— DESCRIPTION OF THE TASK —
Return all of the entries exactly, with nothing added or left out.

Collection entries
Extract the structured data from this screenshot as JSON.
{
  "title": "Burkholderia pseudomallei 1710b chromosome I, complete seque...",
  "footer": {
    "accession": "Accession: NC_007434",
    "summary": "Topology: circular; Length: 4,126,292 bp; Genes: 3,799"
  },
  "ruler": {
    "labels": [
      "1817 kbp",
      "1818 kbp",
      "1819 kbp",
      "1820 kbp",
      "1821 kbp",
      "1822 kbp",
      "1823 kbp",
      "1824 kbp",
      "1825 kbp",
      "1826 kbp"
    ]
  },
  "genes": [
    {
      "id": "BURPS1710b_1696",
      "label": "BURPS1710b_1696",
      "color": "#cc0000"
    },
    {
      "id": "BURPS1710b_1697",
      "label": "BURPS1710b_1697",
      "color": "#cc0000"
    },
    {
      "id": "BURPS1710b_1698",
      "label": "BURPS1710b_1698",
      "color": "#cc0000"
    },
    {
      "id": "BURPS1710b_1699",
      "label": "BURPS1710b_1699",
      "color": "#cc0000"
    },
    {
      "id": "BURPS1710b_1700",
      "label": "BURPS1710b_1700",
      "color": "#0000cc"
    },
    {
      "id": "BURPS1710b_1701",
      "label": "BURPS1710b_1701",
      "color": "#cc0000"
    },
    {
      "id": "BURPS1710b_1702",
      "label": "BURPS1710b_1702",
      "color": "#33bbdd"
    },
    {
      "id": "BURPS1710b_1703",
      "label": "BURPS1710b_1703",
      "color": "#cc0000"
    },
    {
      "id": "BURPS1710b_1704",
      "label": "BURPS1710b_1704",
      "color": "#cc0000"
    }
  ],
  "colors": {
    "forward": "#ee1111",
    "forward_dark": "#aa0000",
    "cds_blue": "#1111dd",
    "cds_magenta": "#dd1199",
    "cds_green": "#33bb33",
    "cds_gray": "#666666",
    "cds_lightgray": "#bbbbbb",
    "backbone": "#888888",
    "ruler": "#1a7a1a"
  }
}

— FINISHED EXERCISE —
Extract the structured data from this screenshot as JSON.
{
  "title": "Burkholderia pseudomallei 1710b chromosome I, complete seque...",
  "footer": {
    "accession": "Accession: NC_007434",
    "summary": "Topology: circular; Length: 4,126,292 bp; Genes: 3,799"
  },
  "ruler": {
    "labels": [
      "1817 kbp",
      "1818 kbp",
      "1819 kbp",
      "1820 kbp",
      "1821 kbp",
      "1822 kbp",
      "1823 kbp",
      "1824 kbp",
      "1825 kbp",
      "1826 kbp"
    ]
  },
  "genes": [
    {
      "id": "BURPS1710b_1696",
      "label": "BURPS1710b_1696",
      "color": "#cc0000"
    },
    {
      "id": "BURPS1710b_1697",
      "label": "BURPS1710b_1697",
      "color": "#cc0000"
    },
    {
      "id": "BURPS1710b_1698",
      "label": "BURPS1710b_1698",
      "color": "#cc0000"
    },
    {
      "id": "BURPS1710b_1699",
      "label": "BURPS1710b_1699",
      "color": "#cc0000"
    },
    {
      "id": "BURPS1710b_1700",
      "label": "BURPS1710b_1700",
      "color": "#0000cc"
    },
    {
      "id": "BURPS1710b_1701",
      "label": "BURPS1710b_1701",
      "color": "#cc0000"
    },
    {
      "id": "BURPS1710b_1702",
      "label": "BURPS1710b_1702",
      "color": "#33bbdd"
    },
    {
      "id": "BURPS1710b_1703",
      "label": "BURPS1710b_1703",
      "color": "#cc0000"
    },
    {
      "id": "BURPS1710b_1704",
      "label": "BURPS1710b_1704",
      "color": "#cc0000"
    }
  ],
  "colors": {
    "forward": "#ee1111",
    "forward_dark": "#aa0000",
    "cds_blue": "#1111dd",
    "cds_magenta": "#dd1199",
    "cds_green": "#33bb33",
    "cds_gray": "#666666",
    "cds_lightgray": "#bbbbbb",
    "backbone": "#888888",
    "ruler": "#1a7a1a"
  }
}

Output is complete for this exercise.